**Given problem:** Extract each line of the material that follows exactly and omit its pictures.

Data entries for graphics
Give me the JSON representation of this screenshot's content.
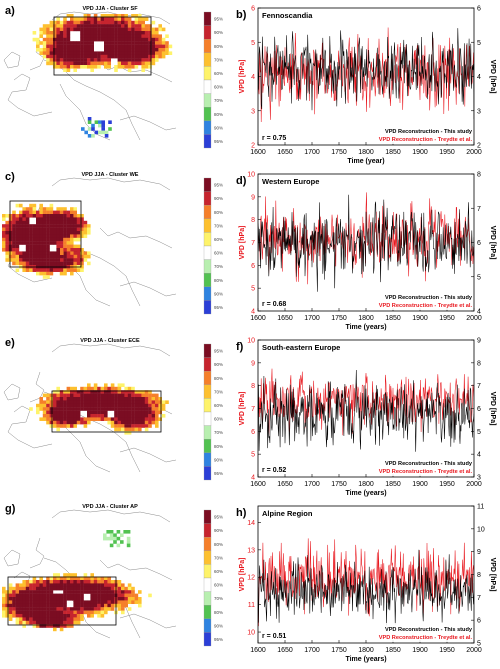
{
  "colorbar": {
    "labels": [
      "95%",
      "90%",
      "80%",
      "70%",
      "60%",
      "60%",
      "70%",
      "80%",
      "90%",
      "95%"
    ],
    "colors": [
      "#7b0d22",
      "#c6242e",
      "#f57f2a",
      "#fdc02f",
      "#fef36a",
      "#ffffff",
      "#b8efb0",
      "#52c251",
      "#2f83e0",
      "#2b3fd7"
    ]
  },
  "line_colors": {
    "study": "#000000",
    "treydte": "#e8161d"
  },
  "panels": [
    {
      "map": {
        "letter": "a)",
        "title": "VPD JJA - Cluster SF"
      },
      "chart": {
        "letter": "b)",
        "region": "Fennoscandia",
        "r_label": "r = 0.75",
        "xlabel": "Time (year)",
        "ylabel_left": "VPD [hPa]",
        "ylabel_right": "VPD [hPa]",
        "legend_study": "VPD Reconstruction - This study",
        "legend_treydte": "VPD Reconstruction - Treydte et al.",
        "xticks": [
          "1600",
          "1650",
          "1700",
          "1750",
          "1800",
          "1850",
          "1900",
          "1950",
          "2000"
        ],
        "yticks_left": [
          "2",
          "3",
          "4",
          "5",
          "6"
        ],
        "yticks_right": [
          "2",
          "3",
          "4",
          "5",
          "6"
        ]
      }
    },
    {
      "map": {
        "letter": "c)",
        "title": "VPD JJA - Cluster WE"
      },
      "chart": {
        "letter": "d)",
        "region": "Western Europe",
        "r_label": "r = 0.68",
        "xlabel": "Time (years)",
        "ylabel_left": "VPD [hPa]",
        "ylabel_right": "VPD [hPa]",
        "legend_study": "VPD Reconstruction - This study",
        "legend_treydte": "VPD Reconstruction - Treydte et al.",
        "xticks": [
          "1600",
          "1650",
          "1700",
          "1750",
          "1800",
          "1850",
          "1900",
          "1950",
          "2000"
        ],
        "yticks_left": [
          "4",
          "5",
          "6",
          "7",
          "8",
          "9",
          "10"
        ],
        "yticks_right": [
          "4",
          "5",
          "6",
          "7",
          "8"
        ]
      }
    },
    {
      "map": {
        "letter": "e)",
        "title": "VPD JJA - Cluster ECE"
      },
      "chart": {
        "letter": "f)",
        "region": "South-eastern Europe",
        "r_label": "r = 0.52",
        "xlabel": "Time (years)",
        "ylabel_left": "VPD [hPa]",
        "ylabel_right": "VPD [hPa]",
        "legend_study": "VPD Reconstruction - This study",
        "legend_treydte": "VPD Reconstruction - Treydte et al.",
        "xticks": [
          "1600",
          "1650",
          "1700",
          "1750",
          "1800",
          "1850",
          "1900",
          "1950",
          "2000"
        ],
        "yticks_left": [
          "4",
          "5",
          "6",
          "7",
          "8",
          "9",
          "10"
        ],
        "yticks_right": [
          "3",
          "4",
          "5",
          "6",
          "7",
          "8",
          "9"
        ]
      }
    },
    {
      "map": {
        "letter": "g)",
        "title": "VPD JJA - Cluster AP"
      },
      "chart": {
        "letter": "h)",
        "region": "Alpine Region",
        "r_label": "r = 0.51",
        "xlabel": "Time (years)",
        "ylabel_left": "VPD [hPa]",
        "ylabel_right": "VPD [hPa]",
        "legend_study": "VPD Reconstruction - This study",
        "legend_treydte": "VPD Reconstruction - Treydte et al.",
        "xticks": [
          "1600",
          "1650",
          "1700",
          "1750",
          "1800",
          "1850",
          "1900",
          "1950",
          "2000"
        ],
        "yticks_left": [
          "10",
          "11",
          "12",
          "13",
          "14"
        ],
        "yticks_right": [
          "5",
          "6",
          "7",
          "8",
          "9",
          "10",
          "11"
        ]
      }
    }
  ],
  "chart_data": [
    {
      "type": "line",
      "title": "Fennoscandia",
      "xlabel": "Time (year)",
      "ylabel": "VPD [hPa]",
      "xlim": [
        1600,
        2000
      ],
      "ylim": [
        2,
        6
      ],
      "y2lim": [
        2,
        6
      ],
      "series": [
        {
          "name": "VPD Reconstruction - This study",
          "mean": 4.2,
          "amplitude": 0.7
        },
        {
          "name": "VPD Reconstruction - Treydte et al.",
          "mean": 4.1,
          "amplitude": 0.7
        }
      ],
      "correlation": 0.75
    },
    {
      "type": "line",
      "title": "Western Europe",
      "xlabel": "Time (years)",
      "ylabel": "VPD [hPa]",
      "xlim": [
        1600,
        2000
      ],
      "ylim": [
        4,
        10
      ],
      "y2lim": [
        4,
        8
      ],
      "series": [
        {
          "name": "VPD Reconstruction - This study",
          "mean": 6.0,
          "amplitude": 0.7
        },
        {
          "name": "VPD Reconstruction - Treydte et al.",
          "mean": 7.2,
          "amplitude": 1.0
        }
      ],
      "correlation": 0.68
    },
    {
      "type": "line",
      "title": "South-eastern Europe",
      "xlabel": "Time (years)",
      "ylabel": "VPD [hPa]",
      "xlim": [
        1600,
        2000
      ],
      "ylim": [
        4,
        10
      ],
      "y2lim": [
        3,
        9
      ],
      "series": [
        {
          "name": "VPD Reconstruction - This study",
          "mean": 5.8,
          "amplitude": 1.0
        },
        {
          "name": "VPD Reconstruction - Treydte et al.",
          "mean": 7.4,
          "amplitude": 0.8
        }
      ],
      "correlation": 0.52
    },
    {
      "type": "line",
      "title": "Alpine Region",
      "xlabel": "Time (years)",
      "ylabel": "VPD [hPa]",
      "xlim": [
        1600,
        2000
      ],
      "ylim": [
        9.6,
        14.6
      ],
      "y2lim": [
        5,
        11
      ],
      "series": [
        {
          "name": "VPD Reconstruction - This study",
          "mean": 7.3,
          "amplitude": 0.9
        },
        {
          "name": "VPD Reconstruction - Treydte et al.",
          "mean": 12.0,
          "amplitude": 0.8
        }
      ],
      "correlation": 0.51
    }
  ]
}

**Exercise response:**
Give me the JSON representation of this screenshot's content.
{
  "colorbar": {
    "labels": [
      "95%",
      "90%",
      "80%",
      "70%",
      "60%",
      "60%",
      "70%",
      "80%",
      "90%",
      "95%"
    ],
    "colors": [
      "#7b0d22",
      "#c6242e",
      "#f57f2a",
      "#fdc02f",
      "#fef36a",
      "#ffffff",
      "#b8efb0",
      "#52c251",
      "#2f83e0",
      "#2b3fd7"
    ]
  },
  "line_colors": {
    "study": "#000000",
    "treydte": "#e8161d"
  },
  "panels": [
    {
      "map": {
        "letter": "a)",
        "title": "VPD JJA - Cluster SF"
      },
      "chart": {
        "letter": "b)",
        "region": "Fennoscandia",
        "r_label": "r = 0.75",
        "xlabel": "Time (year)",
        "ylabel_left": "VPD [hPa]",
        "ylabel_right": "VPD [hPa]",
        "legend_study": "VPD Reconstruction - This study",
        "legend_treydte": "VPD Reconstruction - Treydte et al.",
        "xticks": [
          "1600",
          "1650",
          "1700",
          "1750",
          "1800",
          "1850",
          "1900",
          "1950",
          "2000"
        ],
        "yticks_left": [
          "2",
          "3",
          "4",
          "5",
          "6"
        ],
        "yticks_right": [
          "2",
          "3",
          "4",
          "5",
          "6"
        ]
      }
    },
    {
      "map": {
        "letter": "c)",
        "title": "VPD JJA - Cluster WE"
      },
      "chart": {
        "letter": "d)",
        "region": "Western Europe",
        "r_label": "r = 0.68",
        "xlabel": "Time (years)",
        "ylabel_left": "VPD [hPa]",
        "ylabel_right": "VPD [hPa]",
        "legend_study": "VPD Reconstruction - This study",
        "legend_treydte": "VPD Reconstruction - Treydte et al.",
        "xticks": [
          "1600",
          "1650",
          "1700",
          "1750",
          "1800",
          "1850",
          "1900",
          "1950",
          "2000"
        ],
        "yticks_left": [
          "4",
          "5",
          "6",
          "7",
          "8",
          "9",
          "10"
        ],
        "yticks_right": [
          "4",
          "5",
          "6",
          "7",
          "8"
        ]
      }
    },
    {
      "map": {
        "letter": "e)",
        "title": "VPD JJA - Cluster ECE"
      },
      "chart": {
        "letter": "f)",
        "region": "South-eastern Europe",
        "r_label": "r = 0.52",
        "xlabel": "Time (years)",
        "ylabel_left": "VPD [hPa]",
        "ylabel_right": "VPD [hPa]",
        "legend_study": "VPD Reconstruction - This study",
        "legend_treydte": "VPD Reconstruction - Treydte et al.",
        "xticks": [
          "1600",
          "1650",
          "1700",
          "1750",
          "1800",
          "1850",
          "1900",
          "1950",
          "2000"
        ],
        "yticks_left": [
          "4",
          "5",
          "6",
          "7",
          "8",
          "9",
          "10"
        ],
        "yticks_right": [
          "3",
          "4",
          "5",
          "6",
          "7",
          "8",
          "9"
        ]
      }
    },
    {
      "map": {
        "letter": "g)",
        "title": "VPD JJA - Cluster AP"
      },
      "chart": {
        "letter": "h)",
        "region": "Alpine Region",
        "r_label": "r = 0.51",
        "xlabel": "Time (years)",
        "ylabel_left": "VPD [hPa]",
        "ylabel_right": "VPD [hPa]",
        "legend_study": "VPD Reconstruction - This study",
        "legend_treydte": "VPD Reconstruction - Treydte et al.",
        "xticks": [
          "1600",
          "1650",
          "1700",
          "1750",
          "1800",
          "1850",
          "1900",
          "1950",
          "2000"
        ],
        "yticks_left": [
          "10",
          "11",
          "12",
          "13",
          "14"
        ],
        "yticks_right": [
          "5",
          "6",
          "7",
          "8",
          "9",
          "10",
          "11"
        ]
      }
    }
  ],
  "chart_data": [
    {
      "type": "line",
      "title": "Fennoscandia",
      "xlabel": "Time (year)",
      "ylabel": "VPD [hPa]",
      "xlim": [
        1600,
        2000
      ],
      "ylim": [
        2,
        6
      ],
      "y2lim": [
        2,
        6
      ],
      "series": [
        {
          "name": "VPD Reconstruction - This study",
          "mean": 4.2,
          "amplitude": 0.7
        },
        {
          "name": "VPD Reconstruction - Treydte et al.",
          "mean": 4.1,
          "amplitude": 0.7
        }
      ],
      "correlation": 0.75
    },
    {
      "type": "line",
      "title": "Western Europe",
      "xlabel": "Time (years)",
      "ylabel": "VPD [hPa]",
      "xlim": [
        1600,
        2000
      ],
      "ylim": [
        4,
        10
      ],
      "y2lim": [
        4,
        8
      ],
      "series": [
        {
          "name": "VPD Reconstruction - This study",
          "mean": 6.0,
          "amplitude": 0.7
        },
        {
          "name": "VPD Reconstruction - Treydte et al.",
          "mean": 7.2,
          "amplitude": 1.0
        }
      ],
      "correlation": 0.68
    },
    {
      "type": "line",
      "title": "South-eastern Europe",
      "xlabel": "Time (years)",
      "ylabel": "VPD [hPa]",
      "xlim": [
        1600,
        2000
      ],
      "ylim": [
        4,
        10
      ],
      "y2lim": [
        3,
        9
      ],
      "series": [
        {
          "name": "VPD Reconstruction - This study",
          "mean": 5.8,
          "amplitude": 1.0
        },
        {
          "name": "VPD Reconstruction - Treydte et al.",
          "mean": 7.4,
          "amplitude": 0.8
        }
      ],
      "correlation": 0.52
    },
    {
      "type": "line",
      "title": "Alpine Region",
      "xlabel": "Time (years)",
      "ylabel": "VPD [hPa]",
      "xlim": [
        1600,
        2000
      ],
      "ylim": [
        9.6,
        14.6
      ],
      "y2lim": [
        5,
        11
      ],
      "series": [
        {
          "name": "VPD Reconstruction - This study",
          "mean": 7.3,
          "amplitude": 0.9
        },
        {
          "name": "VPD Reconstruction - Treydte et al.",
          "mean": 12.0,
          "amplitude": 0.8
        }
      ],
      "correlation": 0.51
    }
  ]
}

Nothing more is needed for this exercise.